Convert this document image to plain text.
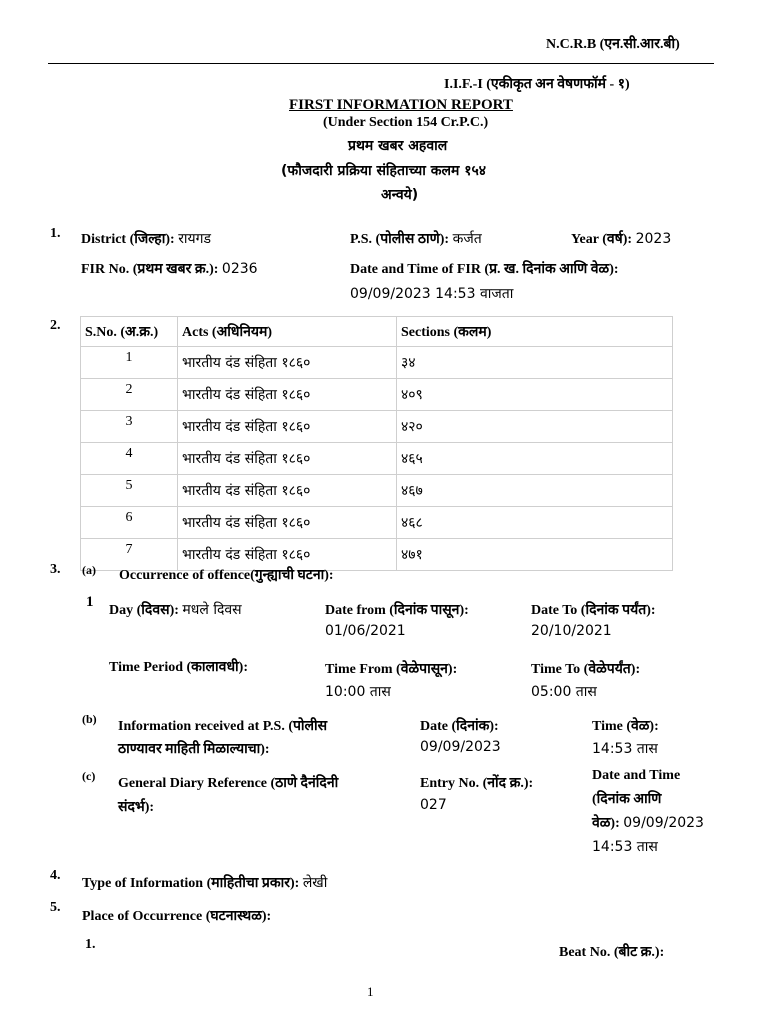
N.C.R.B (एन.सी.आर.बी)
I.I.F.-I (एकीकृत अन वेषणफॉर्म - १)
FIRST INFORMATION REPORT
(Under Section 154 Cr.P.C.)
प्रथम खबर अहवाल
(फौजदारी प्रक्रिया संहिताच्या कलम १५४
अन्वये)
1. District (जिल्हा): रायगड	P.S. (पोलीस ठाणे): कर्जत	Year (वर्ष): 2023
FIR No. (प्रथम खबर क्र.): 0236	Date and Time of FIR (प्र. ख. दिनांक आणि वेळ):
09/09/2023 14:53 वाजता
2. S.No. (अ.क्र.)	Acts (अधिनियम)	Sections (कलम)
1	भारतीय दंड संहिता १८६०	३४
2	भारतीय दंड संहिता १८६०	४०९
3	भारतीय दंड संहिता १८६०	४२०
4	भारतीय दंड संहिता १८६०	४६५
5	भारतीय दंड संहिता १८६०	४६७
6	भारतीय दंड संहिता १८६०	४६८
7	भारतीय दंड संहिता १८६०	४७१
3. (a) Occurrence of offence(गुन्ह्याची घटना):
1
Day (दिवस): मधले दिवस	Date from (दिनांक पासून):
01/06/2021
Date To (दिनांक पर्यंत):
20/10/2021
Time Period (कालावधी):	Time From (वेळेपासून):
10:00 तास
Time To (वेळेपर्यंत):
05:00 तास
(b) Information received at P.S. (पोलीस
ठाण्यावर माहिती मिळाल्याचा):
Date (दिनांक):
09/09/2023
Time (वेळ):
14:53 तास
(c) General Diary Reference (ठाणे दैनंदिनी
संदर्भ):
Entry No. (नोंद क्र.):
027
Date and Time
(दिनांक आणि
वेळ): 09/09/2023
14:53 तास
4.
Type of Information (माहितीचा प्रकार): लेखी
5.
Place of Occurrence (घटनास्थळ):
1.
Beat No. (बीट क्र.):
1
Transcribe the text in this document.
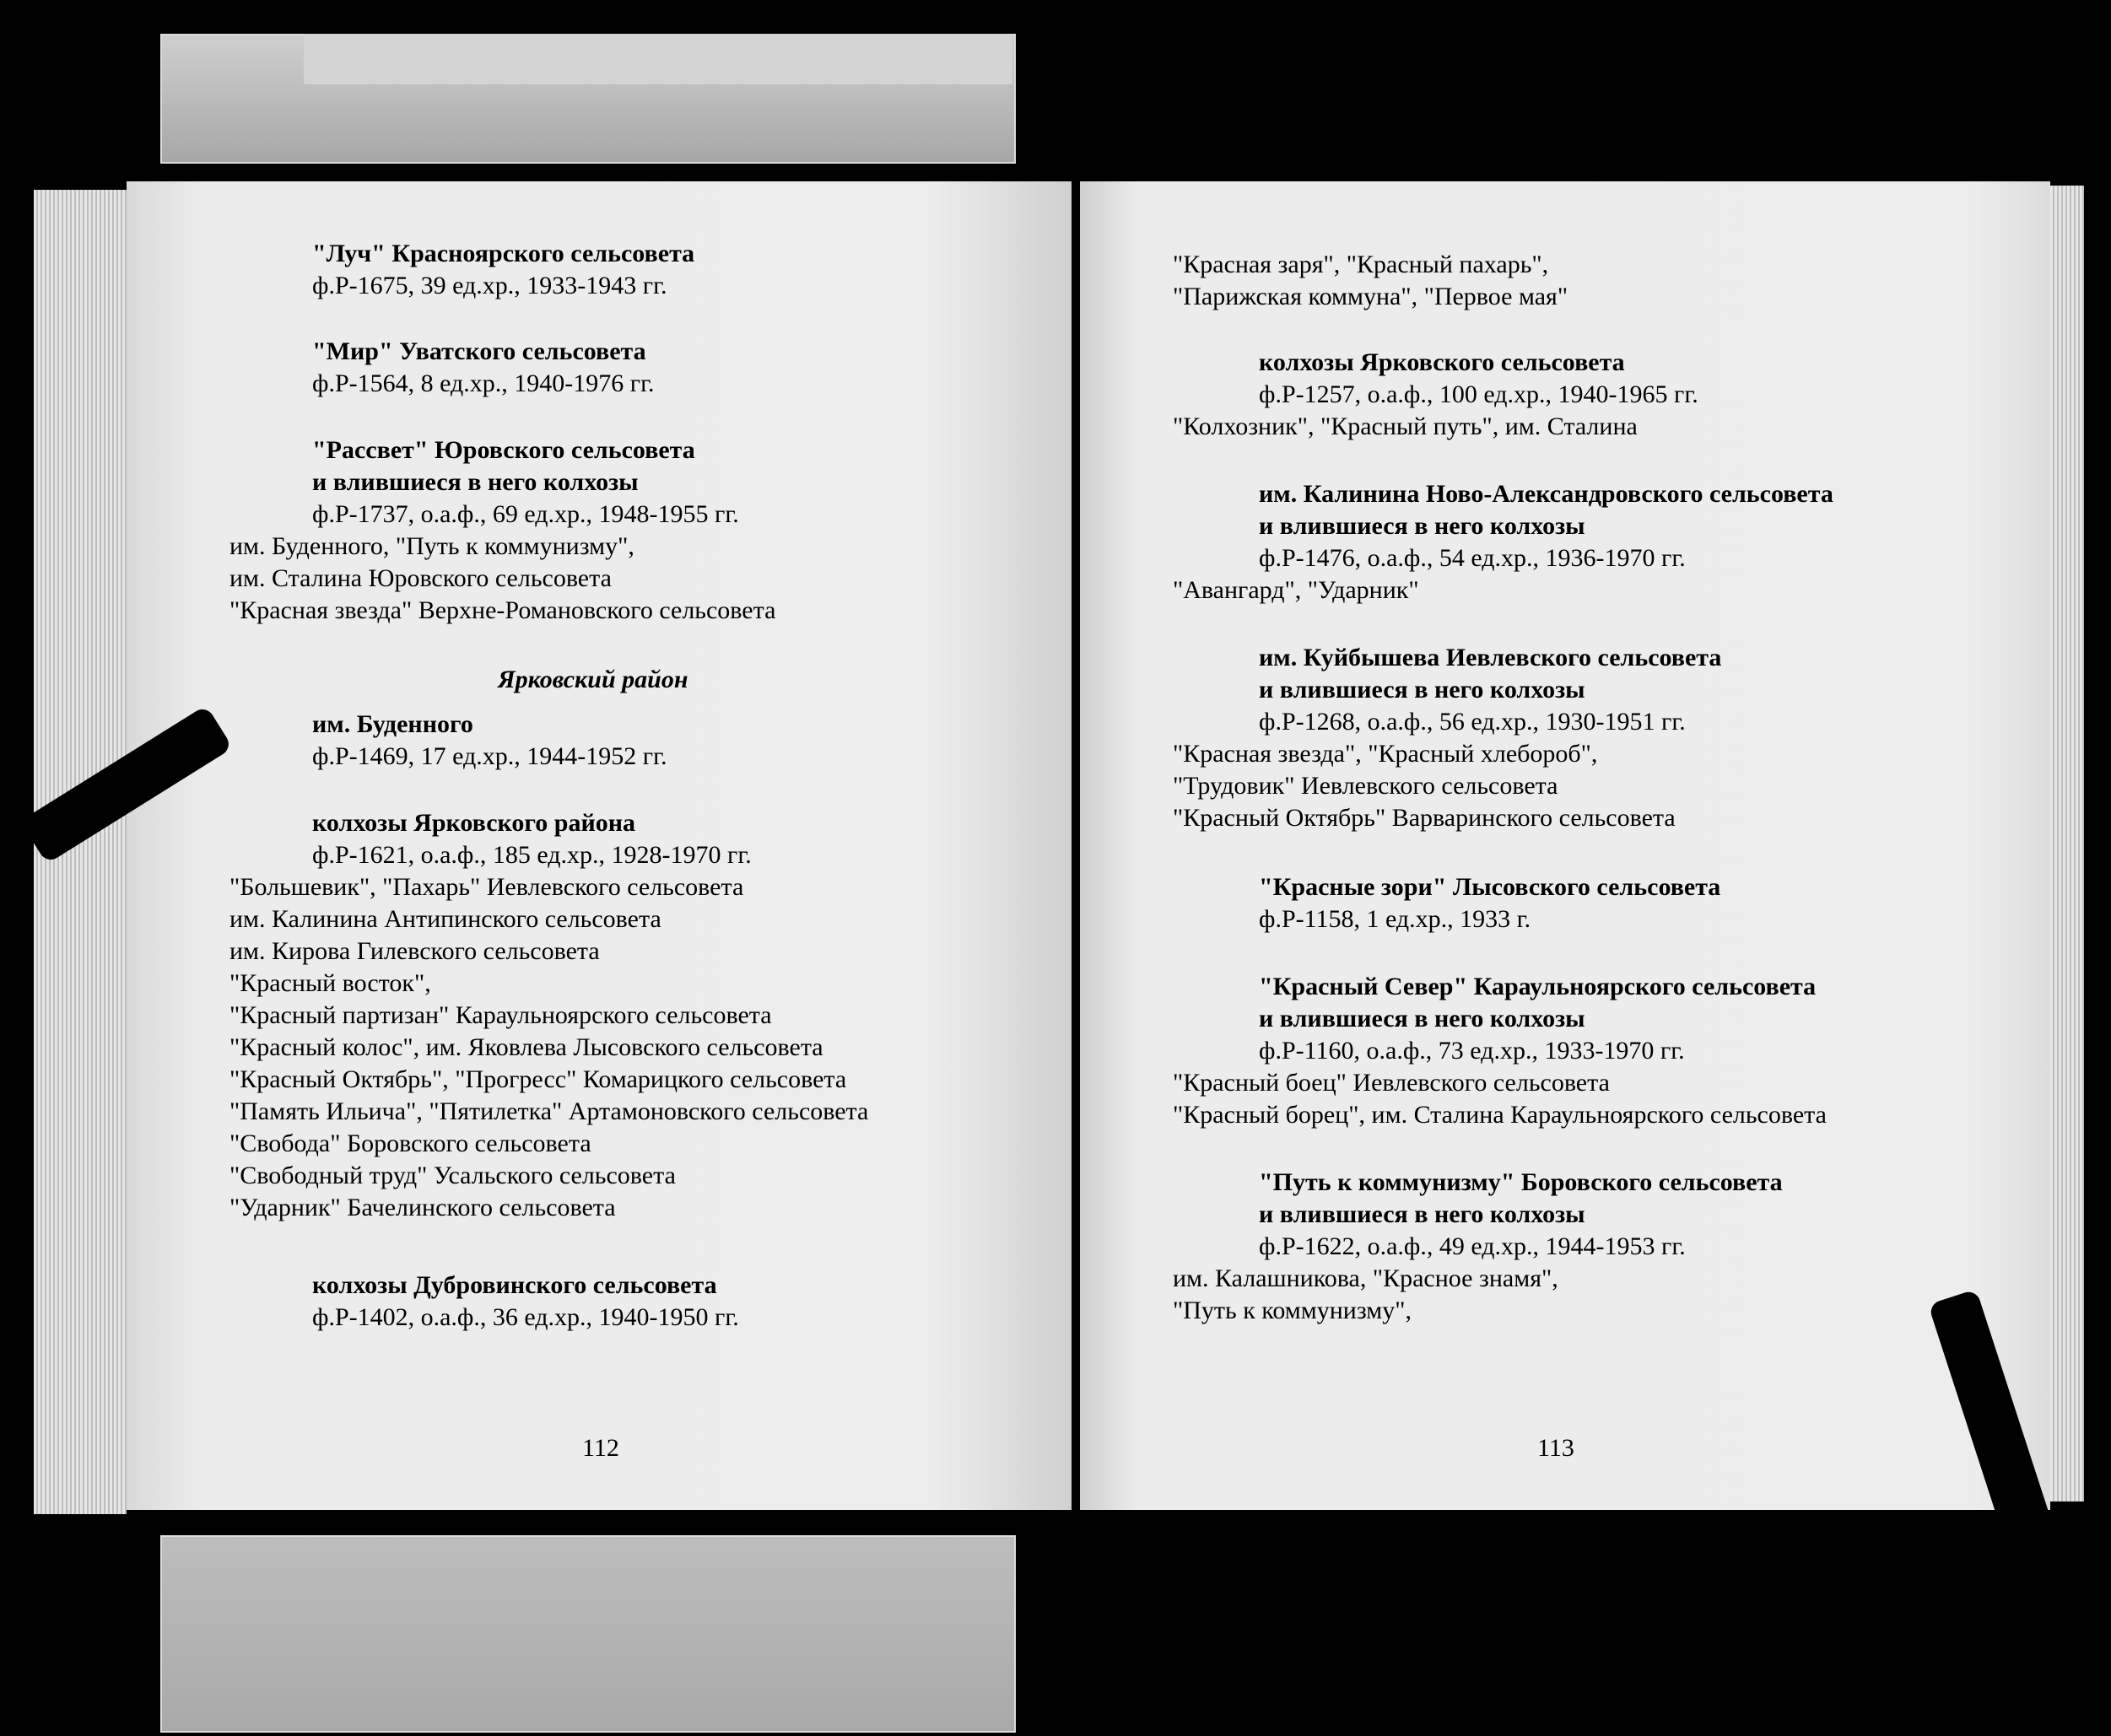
"Луч" Красноярского сельсовета
ф.Р-1675, 39 ед.хр., 1933-1943 гг.
"Мир" Уватского сельсовета
ф.Р-1564, 8 ед.хр., 1940-1976 гг.
"Рассвет" Юровского сельсовета
и влившиеся в него колхозы
ф.Р-1737, о.а.ф., 69 ед.хр., 1948-1955 гг.
им. Буденного, "Путь к коммунизму",
им. Сталина Юровского сельсовета
"Красная звезда" Верхне-Романовского сельсовета
Ярковский район
им. Буденного
ф.Р-1469, 17 ед.хр., 1944-1952 гг.
колхозы Ярковского района
ф.Р-1621, о.а.ф., 185 ед.хр., 1928-1970 гг.
"Большевик", "Пахарь" Иевлевского сельсовета
им. Калинина Антипинского сельсовета
им. Кирова Гилевского сельсовета
"Красный восток",
"Красный партизан" Караульноярского сельсовета
"Красный колос", им. Яковлева Лысовского сельсовета
"Красный Октябрь", "Прогресс" Комарицкого сельсовета
"Память Ильича", "Пятилетка" Артамоновского сельсовета
"Свобода" Боровского сельсовета
"Свободный труд" Усальского сельсовета
"Ударник" Бачелинского сельсовета
колхозы Дубровинского сельсовета
ф.Р-1402, о.а.ф., 36 ед.хр., 1940-1950 гг.
"Красная заря", "Красный пахарь",
"Парижская коммуна", "Первое мая"
колхозы Ярковского сельсовета
ф.Р-1257, о.а.ф., 100 ед.хр., 1940-1965 гг.
"Колхозник", "Красный путь", им. Сталина
им. Калинина Ново-Александровского сельсовета
и влившиеся в него колхозы
ф.Р-1476, о.а.ф., 54 ед.хр., 1936-1970 гг.
"Авангард", "Ударник"
им. Куйбышева Иевлевского сельсовета
и влившиеся в него колхозы
ф.Р-1268, о.а.ф., 56 ед.хр., 1930-1951 гг.
"Красная звезда", "Красный хлебороб",
"Трудовик" Иевлевского сельсовета
"Красный Октябрь" Варваринского сельсовета
"Красные зори" Лысовского сельсовета
ф.Р-1158, 1 ед.хр., 1933 г.
"Красный Север" Караульноярского сельсовета
и влившиеся в него колхозы
ф.Р-1160, о.а.ф., 73 ед.хр., 1933-1970 гг.
"Красный боец" Иевлевского сельсовета
"Красный борец", им. Сталина Караульноярского сельсовета
"Путь к коммунизму" Боровского сельсовета
и влившиеся в него колхозы
ф.Р-1622, о.а.ф., 49 ед.хр., 1944-1953 гг.
им. Калашникова, "Красное знамя",
"Путь к коммунизму",
112	113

+---+

• _WORK REQUIRED_
Filter the records above and return every line that holds the word "Ярковского".

• _ANSWER TO THIS TASK_
колхозы Ярковского района
колхозы Ярковского сельсовета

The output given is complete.